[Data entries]

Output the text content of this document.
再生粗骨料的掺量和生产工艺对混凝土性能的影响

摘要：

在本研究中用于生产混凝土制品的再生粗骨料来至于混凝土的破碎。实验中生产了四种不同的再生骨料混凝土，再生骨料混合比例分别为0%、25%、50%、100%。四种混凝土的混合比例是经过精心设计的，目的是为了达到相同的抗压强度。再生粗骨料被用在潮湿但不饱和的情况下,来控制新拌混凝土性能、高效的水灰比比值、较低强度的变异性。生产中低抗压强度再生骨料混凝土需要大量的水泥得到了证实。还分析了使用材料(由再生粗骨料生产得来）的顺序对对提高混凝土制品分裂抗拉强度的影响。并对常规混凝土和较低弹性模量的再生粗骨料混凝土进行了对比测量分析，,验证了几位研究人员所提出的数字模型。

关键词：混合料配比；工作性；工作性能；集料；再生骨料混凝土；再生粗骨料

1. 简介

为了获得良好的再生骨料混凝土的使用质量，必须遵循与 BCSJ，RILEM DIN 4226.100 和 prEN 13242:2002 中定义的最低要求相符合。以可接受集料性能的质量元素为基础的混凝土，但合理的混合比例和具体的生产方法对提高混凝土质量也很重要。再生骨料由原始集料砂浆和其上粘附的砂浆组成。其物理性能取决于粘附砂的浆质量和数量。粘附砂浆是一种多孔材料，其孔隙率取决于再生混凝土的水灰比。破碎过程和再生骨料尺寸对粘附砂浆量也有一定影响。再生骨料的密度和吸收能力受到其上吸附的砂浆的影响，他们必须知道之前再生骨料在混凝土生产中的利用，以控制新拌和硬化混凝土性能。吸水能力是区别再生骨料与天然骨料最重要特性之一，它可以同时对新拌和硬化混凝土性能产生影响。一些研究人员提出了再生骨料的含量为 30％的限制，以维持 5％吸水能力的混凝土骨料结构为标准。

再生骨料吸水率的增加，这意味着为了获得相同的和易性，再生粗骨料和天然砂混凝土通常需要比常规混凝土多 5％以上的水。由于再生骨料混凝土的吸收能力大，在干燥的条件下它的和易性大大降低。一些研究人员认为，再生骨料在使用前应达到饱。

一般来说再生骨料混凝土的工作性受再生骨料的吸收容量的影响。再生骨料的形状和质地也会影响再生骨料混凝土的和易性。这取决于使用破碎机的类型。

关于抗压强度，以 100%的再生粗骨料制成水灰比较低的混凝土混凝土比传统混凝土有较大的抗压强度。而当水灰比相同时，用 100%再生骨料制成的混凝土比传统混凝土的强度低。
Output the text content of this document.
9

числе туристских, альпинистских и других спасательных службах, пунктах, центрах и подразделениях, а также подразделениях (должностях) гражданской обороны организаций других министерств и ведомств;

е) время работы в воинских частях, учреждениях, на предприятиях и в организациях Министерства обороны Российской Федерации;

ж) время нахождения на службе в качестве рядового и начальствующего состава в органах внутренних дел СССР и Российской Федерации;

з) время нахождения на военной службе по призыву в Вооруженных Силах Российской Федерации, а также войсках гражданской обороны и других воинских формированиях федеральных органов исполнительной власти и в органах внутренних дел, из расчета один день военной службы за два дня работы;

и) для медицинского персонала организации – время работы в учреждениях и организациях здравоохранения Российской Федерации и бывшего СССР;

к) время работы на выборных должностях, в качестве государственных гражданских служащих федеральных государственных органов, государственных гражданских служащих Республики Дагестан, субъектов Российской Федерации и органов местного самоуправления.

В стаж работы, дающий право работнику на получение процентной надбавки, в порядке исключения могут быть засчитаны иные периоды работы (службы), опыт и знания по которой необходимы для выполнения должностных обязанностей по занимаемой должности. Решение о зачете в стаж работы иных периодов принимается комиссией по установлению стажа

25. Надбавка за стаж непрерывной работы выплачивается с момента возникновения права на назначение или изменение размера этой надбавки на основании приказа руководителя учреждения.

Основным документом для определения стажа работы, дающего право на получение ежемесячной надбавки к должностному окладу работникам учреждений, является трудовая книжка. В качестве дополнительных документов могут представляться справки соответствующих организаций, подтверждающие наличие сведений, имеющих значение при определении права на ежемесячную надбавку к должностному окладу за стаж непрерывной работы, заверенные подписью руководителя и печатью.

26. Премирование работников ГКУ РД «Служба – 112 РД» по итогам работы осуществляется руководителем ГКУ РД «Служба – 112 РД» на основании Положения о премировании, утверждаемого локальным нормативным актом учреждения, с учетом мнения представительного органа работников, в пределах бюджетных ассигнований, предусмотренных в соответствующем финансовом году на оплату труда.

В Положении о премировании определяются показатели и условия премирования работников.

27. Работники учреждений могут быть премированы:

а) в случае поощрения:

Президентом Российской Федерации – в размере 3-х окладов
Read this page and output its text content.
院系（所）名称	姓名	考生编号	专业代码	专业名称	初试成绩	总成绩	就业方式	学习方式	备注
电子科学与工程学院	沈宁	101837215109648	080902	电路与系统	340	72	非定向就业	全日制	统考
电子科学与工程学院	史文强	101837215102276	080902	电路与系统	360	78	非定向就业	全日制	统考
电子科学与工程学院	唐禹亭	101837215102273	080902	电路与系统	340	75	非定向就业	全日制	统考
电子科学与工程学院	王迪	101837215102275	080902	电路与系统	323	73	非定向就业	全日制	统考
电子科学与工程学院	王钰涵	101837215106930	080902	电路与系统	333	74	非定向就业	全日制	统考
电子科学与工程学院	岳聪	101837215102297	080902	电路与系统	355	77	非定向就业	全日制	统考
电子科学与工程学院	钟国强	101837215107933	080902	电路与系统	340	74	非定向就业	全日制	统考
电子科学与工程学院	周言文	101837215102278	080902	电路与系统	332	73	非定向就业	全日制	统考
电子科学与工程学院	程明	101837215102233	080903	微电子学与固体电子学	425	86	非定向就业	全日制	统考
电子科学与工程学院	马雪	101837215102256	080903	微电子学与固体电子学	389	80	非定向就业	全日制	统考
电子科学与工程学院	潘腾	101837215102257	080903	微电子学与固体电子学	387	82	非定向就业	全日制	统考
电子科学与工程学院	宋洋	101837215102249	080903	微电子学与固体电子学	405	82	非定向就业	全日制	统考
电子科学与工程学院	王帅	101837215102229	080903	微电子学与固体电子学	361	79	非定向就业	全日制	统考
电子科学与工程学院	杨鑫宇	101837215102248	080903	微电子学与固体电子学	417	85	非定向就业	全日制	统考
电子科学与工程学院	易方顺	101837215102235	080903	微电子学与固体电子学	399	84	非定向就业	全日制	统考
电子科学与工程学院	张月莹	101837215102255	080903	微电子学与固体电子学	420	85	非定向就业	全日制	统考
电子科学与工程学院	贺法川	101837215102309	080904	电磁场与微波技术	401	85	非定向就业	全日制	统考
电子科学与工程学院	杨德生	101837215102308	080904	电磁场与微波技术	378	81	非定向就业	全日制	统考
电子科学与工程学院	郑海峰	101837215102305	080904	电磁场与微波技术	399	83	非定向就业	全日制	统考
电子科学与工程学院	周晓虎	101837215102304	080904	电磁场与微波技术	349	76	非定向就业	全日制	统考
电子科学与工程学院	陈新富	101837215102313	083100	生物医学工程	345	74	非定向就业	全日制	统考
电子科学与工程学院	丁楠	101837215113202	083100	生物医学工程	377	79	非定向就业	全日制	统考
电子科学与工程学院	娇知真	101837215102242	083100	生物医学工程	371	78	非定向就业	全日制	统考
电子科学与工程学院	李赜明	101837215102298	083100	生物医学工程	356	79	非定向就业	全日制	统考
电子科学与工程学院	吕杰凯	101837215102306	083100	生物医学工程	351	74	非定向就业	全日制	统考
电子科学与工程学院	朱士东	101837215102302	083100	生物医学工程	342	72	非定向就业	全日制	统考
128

* _WORK TO COMPLETE_
State the number of lines holding the word "непрерывной" in the listing. Add nothing else.

* _THE REPLY_
2